◆ Task prompt: Return the listing below exactly, with the pictures dropped.

◆ Items:
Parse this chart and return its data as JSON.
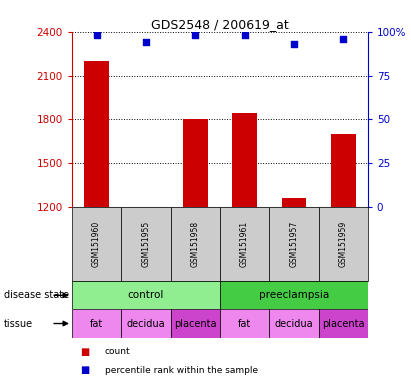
{
  "title": "GDS2548 / 200619_at",
  "samples": [
    "GSM151960",
    "GSM151955",
    "GSM151958",
    "GSM151961",
    "GSM151957",
    "GSM151959"
  ],
  "counts": [
    2200,
    1195,
    1805,
    1840,
    1260,
    1700
  ],
  "percentiles": [
    98,
    94,
    98,
    98,
    93,
    96
  ],
  "ylim_left": [
    1200,
    2400
  ],
  "ylim_right": [
    0,
    100
  ],
  "yticks_left": [
    1200,
    1500,
    1800,
    2100,
    2400
  ],
  "yticks_right": [
    0,
    25,
    50,
    75,
    100
  ],
  "bar_color": "#cc0000",
  "dot_color": "#0000cc",
  "tissue_labels": [
    "fat",
    "decidua",
    "placenta",
    "fat",
    "decidua",
    "placenta"
  ],
  "tissue_fat_color": "#ee88ee",
  "tissue_decidua_color": "#ee88ee",
  "tissue_placenta_color": "#cc44cc",
  "sample_box_color": "#cccccc",
  "control_color": "#90ee90",
  "preeclampsia_color": "#44cc44",
  "left_axis_color": "#cc0000",
  "right_axis_color": "#0000cc",
  "fig_width": 4.11,
  "fig_height": 3.84,
  "dpi": 100
}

◆ Final result:
Parse this chart and return its data as JSON.
{
  "title": "GDS2548 / 200619_at",
  "samples": [
    "GSM151960",
    "GSM151955",
    "GSM151958",
    "GSM151961",
    "GSM151957",
    "GSM151959"
  ],
  "counts": [
    2200,
    1195,
    1805,
    1840,
    1260,
    1700
  ],
  "percentiles": [
    98,
    94,
    98,
    98,
    93,
    96
  ],
  "ylim_left": [
    1200,
    2400
  ],
  "ylim_right": [
    0,
    100
  ],
  "yticks_left": [
    1200,
    1500,
    1800,
    2100,
    2400
  ],
  "yticks_right": [
    0,
    25,
    50,
    75,
    100
  ],
  "bar_color": "#cc0000",
  "dot_color": "#0000cc",
  "tissue_labels": [
    "fat",
    "decidua",
    "placenta",
    "fat",
    "decidua",
    "placenta"
  ],
  "tissue_fat_color": "#ee88ee",
  "tissue_decidua_color": "#ee88ee",
  "tissue_placenta_color": "#cc44cc",
  "sample_box_color": "#cccccc",
  "control_color": "#90ee90",
  "preeclampsia_color": "#44cc44",
  "left_axis_color": "#cc0000",
  "right_axis_color": "#0000cc",
  "fig_width": 4.11,
  "fig_height": 3.84,
  "dpi": 100
}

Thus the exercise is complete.